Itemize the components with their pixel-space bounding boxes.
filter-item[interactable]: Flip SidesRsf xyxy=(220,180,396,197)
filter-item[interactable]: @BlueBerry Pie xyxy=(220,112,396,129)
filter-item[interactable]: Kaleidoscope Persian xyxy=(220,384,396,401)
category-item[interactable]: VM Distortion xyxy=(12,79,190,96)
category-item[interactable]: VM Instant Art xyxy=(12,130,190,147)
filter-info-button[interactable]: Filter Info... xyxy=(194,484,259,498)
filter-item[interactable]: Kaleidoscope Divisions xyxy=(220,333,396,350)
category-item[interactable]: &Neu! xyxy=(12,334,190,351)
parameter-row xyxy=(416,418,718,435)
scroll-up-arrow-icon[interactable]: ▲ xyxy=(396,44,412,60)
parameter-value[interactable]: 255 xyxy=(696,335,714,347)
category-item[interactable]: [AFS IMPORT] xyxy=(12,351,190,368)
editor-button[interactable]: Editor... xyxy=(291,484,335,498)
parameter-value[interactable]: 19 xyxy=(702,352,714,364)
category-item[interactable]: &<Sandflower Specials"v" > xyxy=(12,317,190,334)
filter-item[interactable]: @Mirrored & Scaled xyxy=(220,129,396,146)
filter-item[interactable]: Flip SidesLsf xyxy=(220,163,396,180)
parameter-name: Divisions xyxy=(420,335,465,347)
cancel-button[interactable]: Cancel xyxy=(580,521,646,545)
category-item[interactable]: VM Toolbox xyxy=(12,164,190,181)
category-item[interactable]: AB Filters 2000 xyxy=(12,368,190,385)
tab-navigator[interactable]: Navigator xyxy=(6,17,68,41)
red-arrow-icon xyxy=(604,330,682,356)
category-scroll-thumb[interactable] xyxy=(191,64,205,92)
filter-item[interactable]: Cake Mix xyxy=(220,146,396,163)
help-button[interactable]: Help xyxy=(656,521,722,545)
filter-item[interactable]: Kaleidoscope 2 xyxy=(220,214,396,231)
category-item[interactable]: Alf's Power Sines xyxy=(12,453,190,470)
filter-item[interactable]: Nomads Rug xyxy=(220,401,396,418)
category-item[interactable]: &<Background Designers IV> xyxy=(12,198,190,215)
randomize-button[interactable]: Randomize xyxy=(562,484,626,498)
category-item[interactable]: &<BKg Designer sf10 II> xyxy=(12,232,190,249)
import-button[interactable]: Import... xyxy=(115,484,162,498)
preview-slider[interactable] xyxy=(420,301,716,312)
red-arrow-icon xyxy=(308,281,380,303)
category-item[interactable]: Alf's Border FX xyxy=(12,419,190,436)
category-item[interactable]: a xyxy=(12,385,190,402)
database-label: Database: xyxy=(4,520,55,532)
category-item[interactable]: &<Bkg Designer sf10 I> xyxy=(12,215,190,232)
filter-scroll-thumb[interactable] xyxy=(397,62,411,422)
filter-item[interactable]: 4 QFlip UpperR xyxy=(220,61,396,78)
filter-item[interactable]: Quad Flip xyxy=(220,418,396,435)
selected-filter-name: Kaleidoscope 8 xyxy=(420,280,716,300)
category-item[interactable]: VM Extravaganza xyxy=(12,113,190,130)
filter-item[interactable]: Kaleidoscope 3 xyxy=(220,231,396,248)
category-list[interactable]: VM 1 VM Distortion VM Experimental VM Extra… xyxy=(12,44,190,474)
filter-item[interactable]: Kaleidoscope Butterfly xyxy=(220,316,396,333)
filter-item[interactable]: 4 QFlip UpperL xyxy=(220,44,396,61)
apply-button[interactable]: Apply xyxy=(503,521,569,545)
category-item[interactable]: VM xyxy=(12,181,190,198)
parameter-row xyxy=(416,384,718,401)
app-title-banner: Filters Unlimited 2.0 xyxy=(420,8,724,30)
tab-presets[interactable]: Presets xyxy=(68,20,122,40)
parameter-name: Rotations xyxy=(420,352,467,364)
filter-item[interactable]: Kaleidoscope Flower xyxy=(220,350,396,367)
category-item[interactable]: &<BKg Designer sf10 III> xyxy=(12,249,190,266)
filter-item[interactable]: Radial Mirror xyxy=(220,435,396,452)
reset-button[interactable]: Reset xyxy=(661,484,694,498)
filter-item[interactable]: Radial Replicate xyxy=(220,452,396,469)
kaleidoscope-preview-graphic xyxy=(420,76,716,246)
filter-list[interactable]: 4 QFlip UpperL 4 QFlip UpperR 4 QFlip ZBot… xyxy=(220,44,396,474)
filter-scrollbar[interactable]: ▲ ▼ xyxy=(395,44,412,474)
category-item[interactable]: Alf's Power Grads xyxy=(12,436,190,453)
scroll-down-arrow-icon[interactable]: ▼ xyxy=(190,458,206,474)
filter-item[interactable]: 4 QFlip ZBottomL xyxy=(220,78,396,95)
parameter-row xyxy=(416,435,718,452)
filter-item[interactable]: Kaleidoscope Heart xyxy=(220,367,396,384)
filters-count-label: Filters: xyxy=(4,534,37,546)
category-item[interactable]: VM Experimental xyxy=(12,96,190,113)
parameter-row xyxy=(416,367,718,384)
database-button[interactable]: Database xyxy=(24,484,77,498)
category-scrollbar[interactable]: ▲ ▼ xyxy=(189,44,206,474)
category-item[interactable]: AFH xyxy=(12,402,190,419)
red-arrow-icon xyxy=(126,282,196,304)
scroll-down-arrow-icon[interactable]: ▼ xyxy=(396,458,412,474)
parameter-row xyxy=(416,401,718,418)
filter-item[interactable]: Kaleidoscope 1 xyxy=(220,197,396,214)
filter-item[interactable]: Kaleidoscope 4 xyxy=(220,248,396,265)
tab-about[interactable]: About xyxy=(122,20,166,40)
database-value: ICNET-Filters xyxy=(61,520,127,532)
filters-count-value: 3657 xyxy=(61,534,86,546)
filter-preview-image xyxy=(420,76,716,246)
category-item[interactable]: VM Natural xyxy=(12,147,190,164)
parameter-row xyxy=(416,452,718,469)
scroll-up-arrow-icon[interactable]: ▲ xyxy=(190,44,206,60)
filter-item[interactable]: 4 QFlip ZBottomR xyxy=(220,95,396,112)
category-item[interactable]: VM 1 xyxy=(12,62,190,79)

------------------------------

- [What you need to do]: Convert the lines above into a numbered list, leaving out any blank lines.

- [Response]:
1. Itemize the components with their pixel-space bounding boxes.
2. filter-item[interactable]: Flip SidesRsf xyxy=(220,180,396,197)
3. filter-item[interactable]: @BlueBerry Pie xyxy=(220,112,396,129)
4. filter-item[interactable]: Kaleidoscope Persian xyxy=(220,384,396,401)
5. category-item[interactable]: VM Distortion xyxy=(12,79,190,96)
6. category-item[interactable]: VM Instant Art xyxy=(12,130,190,147)
7. filter-info-button[interactable]: Filter Info... xyxy=(194,484,259,498)
8. filter-item[interactable]: Kaleidoscope Divisions xyxy=(220,333,396,350)
9. category-item[interactable]: &Neu! xyxy=(12,334,190,351)
10. parameter-row xyxy=(416,418,718,435)
11. scroll-up-arrow-icon[interactable]: ▲ xyxy=(396,44,412,60)
12. parameter-value[interactable]: 255 xyxy=(696,335,714,347)
13. category-item[interactable]: [AFS IMPORT] xyxy=(12,351,190,368)
14. editor-button[interactable]: Editor... xyxy=(291,484,335,498)
15. parameter-value[interactable]: 19 xyxy=(702,352,714,364)
16. category-item[interactable]: &<Sandflower Specials"v" > xyxy=(12,317,190,334)
17. filter-item[interactable]: @Mirrored & Scaled xyxy=(220,129,396,146)
18. filter-item[interactable]: Flip SidesLsf xyxy=(220,163,396,180)
19. parameter-name: Divisions xyxy=(420,335,465,347)
20. cancel-button[interactable]: Cancel xyxy=(580,521,646,545)
21. category-item[interactable]: VM Toolbox xyxy=(12,164,190,181)
22. category-item[interactable]: AB Filters 2000 xyxy=(12,368,190,385)
23. tab-navigator[interactable]: Navigator xyxy=(6,17,68,41)
24. red-arrow-icon xyxy=(604,330,682,356)
25. category-scroll-thumb[interactable] xyxy=(191,64,205,92)
26. filter-item[interactable]: Cake Mix xyxy=(220,146,396,163)
27. help-button[interactable]: Help xyxy=(656,521,722,545)
28. filter-item[interactable]: Kaleidoscope 2 xyxy=(220,214,396,231)
29. category-item[interactable]: Alf's Power Sines xyxy=(12,453,190,470)
30. filter-item[interactable]: Nomads Rug xyxy=(220,401,396,418)
31. category-item[interactable]: &<Background Designers IV> xyxy=(12,198,190,215)
32. randomize-button[interactable]: Randomize xyxy=(562,484,626,498)
33. category-item[interactable]: &<BKg Designer sf10 II> xyxy=(12,232,190,249)
34. import-button[interactable]: Import... xyxy=(115,484,162,498)
35. preview-slider[interactable] xyxy=(420,301,716,312)
36. red-arrow-icon xyxy=(308,281,380,303)
37. category-item[interactable]: Alf's Border FX xyxy=(12,419,190,436)
38. category-item[interactable]: a xyxy=(12,385,190,402)
39. database-label: Database: xyxy=(4,520,55,532)
40. category-item[interactable]: &<Bkg Designer sf10 I> xyxy=(12,215,190,232)
41. filter-scroll-thumb[interactable] xyxy=(397,62,411,422)
42. filter-item[interactable]: 4 QFlip UpperR xyxy=(220,61,396,78)
43. filter-item[interactable]: Quad Flip xyxy=(220,418,396,435)
44. selected-filter-name: Kaleidoscope 8 xyxy=(420,280,716,300)
45. category-item[interactable]: VM Extravaganza xyxy=(12,113,190,130)
46. filter-item[interactable]: Kaleidoscope 3 xyxy=(220,231,396,248)
47. category-list[interactable]: VM 1 VM Distortion VM Experimental VM Extra… xyxy=(12,44,190,474)
48. filter-item[interactable]: Kaleidoscope Butterfly xyxy=(220,316,396,333)
49. filter-item[interactable]: 4 QFlip UpperL xyxy=(220,44,396,61)
50. apply-button[interactable]: Apply xyxy=(503,521,569,545)
51. category-item[interactable]: VM xyxy=(12,181,190,198)
52. parameter-row xyxy=(416,384,718,401)
53. app-title-banner: Filters Unlimited 2.0 xyxy=(420,8,724,30)
54. tab-presets[interactable]: Presets xyxy=(68,20,122,40)
55. parameter-name: Rotations xyxy=(420,352,467,364)
56. filter-item[interactable]: Kaleidoscope Flower xyxy=(220,350,396,367)
57. category-item[interactable]: &<BKg Designer sf10 III> xyxy=(12,249,190,266)
58. filter-item[interactable]: Radial Mirror xyxy=(220,435,396,452)
59. reset-button[interactable]: Reset xyxy=(661,484,694,498)
60. filter-item[interactable]: Radial Replicate xyxy=(220,452,396,469)
61. kaleidoscope-preview-graphic xyxy=(420,76,716,246)
62. filter-list[interactable]: 4 QFlip UpperL 4 QFlip UpperR 4 QFlip ZBot… xyxy=(220,44,396,474)
63. filter-scrollbar[interactable]: ▲ ▼ xyxy=(395,44,412,474)
64. category-item[interactable]: Alf's Power Grads xyxy=(12,436,190,453)
65. scroll-down-arrow-icon[interactable]: ▼ xyxy=(190,458,206,474)
66. filter-item[interactable]: 4 QFlip ZBottomL xyxy=(220,78,396,95)
67. parameter-row xyxy=(416,435,718,452)
68. filter-item[interactable]: Kaleidoscope Heart xyxy=(220,367,396,384)
69. filters-count-label: Filters: xyxy=(4,534,37,546)
70. category-item[interactable]: VM Experimental xyxy=(12,96,190,113)
71. parameter-row xyxy=(416,367,718,384)
72. database-button[interactable]: Database xyxy=(24,484,77,498)
73. category-scrollbar[interactable]: ▲ ▼ xyxy=(189,44,206,474)
74. category-item[interactable]: AFH xyxy=(12,402,190,419)
75. red-arrow-icon xyxy=(126,282,196,304)
76. scroll-down-arrow-icon[interactable]: ▼ xyxy=(396,458,412,474)
77. parameter-row xyxy=(416,401,718,418)
78. filter-item[interactable]: Kaleidoscope 1 xyxy=(220,197,396,214)
79. filter-item[interactable]: Kaleidoscope 4 xyxy=(220,248,396,265)
80. tab-about[interactable]: About xyxy=(122,20,166,40)
81. database-value: ICNET-Filters xyxy=(61,520,127,532)
82. filters-count-value: 3657 xyxy=(61,534,86,546)
83. filter-preview-image xyxy=(420,76,716,246)
84. category-item[interactable]: VM Natural xyxy=(12,147,190,164)
85. parameter-row xyxy=(416,452,718,469)
86. scroll-up-arrow-icon[interactable]: ▲ xyxy=(190,44,206,60)
87. filter-item[interactable]: 4 QFlip ZBottomR xyxy=(220,95,396,112)
88. category-item[interactable]: VM 1 xyxy=(12,62,190,79)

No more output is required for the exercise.